» WHAT IS EXPECTED:
Read through the entries below and return each line with the word "kind".

» RECORD LIST:
##########

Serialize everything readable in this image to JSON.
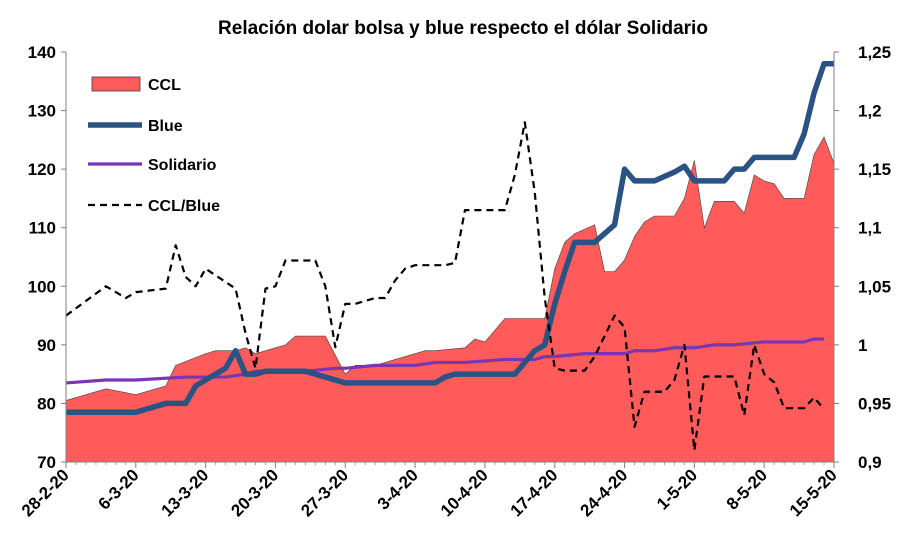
{
  "chart_data": {
    "type": "line",
    "title": "Relación dolar bolsa y blue respecto el dólar Solidario",
    "x_tick_labels": [
      "28-2-20",
      "6-3-20",
      "13-3-20",
      "20-3-20",
      "27-3-20",
      "3-4-20",
      "10-4-20",
      "17-4-20",
      "24-4-20",
      "1-5-20",
      "8-5-20",
      "15-5-20"
    ],
    "y_left": {
      "min": 70,
      "max": 140,
      "ticks": [
        "70",
        "80",
        "90",
        "100",
        "110",
        "120",
        "130",
        "140"
      ]
    },
    "y_right": {
      "min": 0.9,
      "max": 1.25,
      "ticks": [
        "0,9",
        "0,95",
        "1",
        "1,05",
        "1,1",
        "1,15",
        "1,2",
        "1,25"
      ]
    },
    "x_range": [
      0,
      77
    ],
    "legend_position": "top-left",
    "colors": {
      "ccl_fill": "#ff5b5b",
      "blue": "#2a5282",
      "solidario": "#7b35b0",
      "ratio": "#000000"
    },
    "series": [
      {
        "name": "CCL",
        "kind": "area",
        "axis": "left",
        "x": [
          0,
          4,
          7,
          10,
          11,
          14,
          15,
          17,
          18,
          19,
          21,
          22,
          23,
          24,
          26,
          28,
          29,
          31,
          32,
          36,
          37,
          40,
          41,
          42,
          44,
          45,
          46,
          48,
          49,
          50,
          51,
          53,
          54,
          55,
          56,
          57,
          58,
          59,
          60,
          61,
          62,
          63,
          64,
          65,
          66,
          67,
          68,
          69,
          70,
          71,
          72,
          73,
          74,
          75,
          76,
          77
        ],
        "y": [
          80.5,
          82.5,
          81.5,
          83,
          86.5,
          88.5,
          89,
          89,
          89.5,
          88.5,
          89.5,
          90,
          91.5,
          91.5,
          91.5,
          85,
          86.5,
          86.5,
          87,
          89,
          89,
          89.5,
          91,
          90.5,
          94.5,
          94.5,
          94.5,
          94.5,
          103,
          107.5,
          109,
          110.5,
          102.5,
          102.5,
          104.5,
          108.5,
          111,
          112,
          112,
          112,
          115,
          121.5,
          110,
          114.5,
          114.5,
          114.5,
          112.5,
          119,
          118,
          117.5,
          115,
          115,
          115,
          122.5,
          125.5,
          121
        ]
      },
      {
        "name": "Blue",
        "kind": "line",
        "axis": "left",
        "x": [
          0,
          7,
          10,
          12,
          13,
          14,
          15,
          16,
          17,
          18,
          19,
          20,
          24,
          26,
          27,
          28,
          29,
          31,
          32,
          33,
          37,
          38,
          39,
          40,
          44,
          45,
          47,
          48,
          49,
          50,
          51,
          53,
          55,
          56,
          57,
          58,
          59,
          61,
          62,
          63,
          64,
          65,
          66,
          67,
          68,
          69,
          70,
          71,
          72,
          73,
          74,
          75,
          76,
          77
        ],
        "y": [
          78.5,
          78.5,
          80,
          80,
          83,
          84,
          85,
          86,
          89,
          85,
          85,
          85.5,
          85.5,
          84.5,
          84,
          83.5,
          83.5,
          83.5,
          83.5,
          83.5,
          83.5,
          84.5,
          85,
          85,
          85,
          85,
          89,
          90,
          97,
          102.5,
          107.5,
          107.5,
          110.5,
          120,
          118,
          118,
          118,
          119.5,
          120.5,
          118,
          118,
          118,
          118,
          120,
          120,
          122,
          122,
          122,
          122,
          122,
          126,
          133,
          138,
          138
        ]
      },
      {
        "name": "Solidario",
        "kind": "line",
        "axis": "left",
        "x": [
          0,
          4,
          7,
          12,
          16,
          18,
          19,
          24,
          27,
          28,
          31,
          35,
          37,
          40,
          44,
          45,
          47,
          48,
          49,
          52,
          53,
          55,
          56,
          57,
          59,
          61,
          63,
          65,
          67,
          70,
          74,
          75,
          76
        ],
        "y": [
          83.5,
          84,
          84,
          84.5,
          84.5,
          85,
          85.5,
          85.5,
          86,
          86,
          86.5,
          86.5,
          87,
          87,
          87.5,
          87.5,
          87.5,
          88,
          88,
          88.5,
          88.5,
          88.5,
          88.5,
          89,
          89,
          89.5,
          89.5,
          90,
          90,
          90.5,
          90.5,
          91,
          91
        ]
      },
      {
        "name": "CCL/Blue",
        "kind": "dashed-line",
        "axis": "right",
        "x": [
          0,
          4,
          6,
          7,
          10,
          11,
          12,
          13,
          14,
          17,
          18,
          19,
          20,
          21,
          22,
          23,
          24,
          25,
          26,
          27,
          28,
          29,
          31,
          32,
          33,
          34,
          35,
          36,
          38,
          39,
          40,
          41,
          42,
          43,
          44,
          45,
          46,
          47,
          48,
          49,
          50,
          51,
          52,
          53,
          55,
          56,
          57,
          58,
          59,
          60,
          61,
          62,
          63,
          64,
          65,
          66,
          67,
          68,
          69,
          70,
          71,
          72,
          73,
          74,
          75,
          76
        ],
        "y": [
          1.025,
          1.05,
          1.04,
          1.045,
          1.048,
          1.085,
          1.058,
          1.05,
          1.065,
          1.048,
          1.01,
          0.98,
          1.048,
          1.05,
          1.072,
          1.072,
          1.072,
          1.072,
          1.05,
          0.998,
          1.035,
          1.035,
          1.04,
          1.04,
          1.055,
          1.065,
          1.068,
          1.068,
          1.068,
          1.07,
          1.115,
          1.115,
          1.115,
          1.115,
          1.115,
          1.145,
          1.19,
          1.13,
          1.04,
          0.98,
          0.978,
          0.978,
          0.978,
          0.99,
          1.025,
          1.015,
          0.93,
          0.96,
          0.96,
          0.96,
          0.97,
          1.0,
          0.91,
          0.973,
          0.973,
          0.973,
          0.973,
          0.94,
          1.0,
          0.975,
          0.968,
          0.946,
          0.946,
          0.946,
          0.955,
          0.945
        ]
      }
    ]
  }
}
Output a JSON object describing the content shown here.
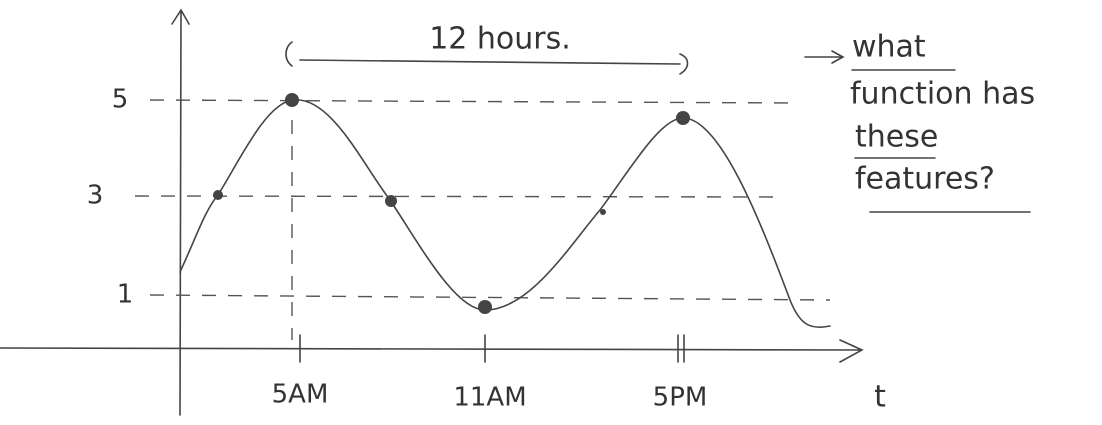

##########

» RESULT:
        "kind": "area",
        "kind": "line",
        "kind": "line",
        "kind": "dashed-line",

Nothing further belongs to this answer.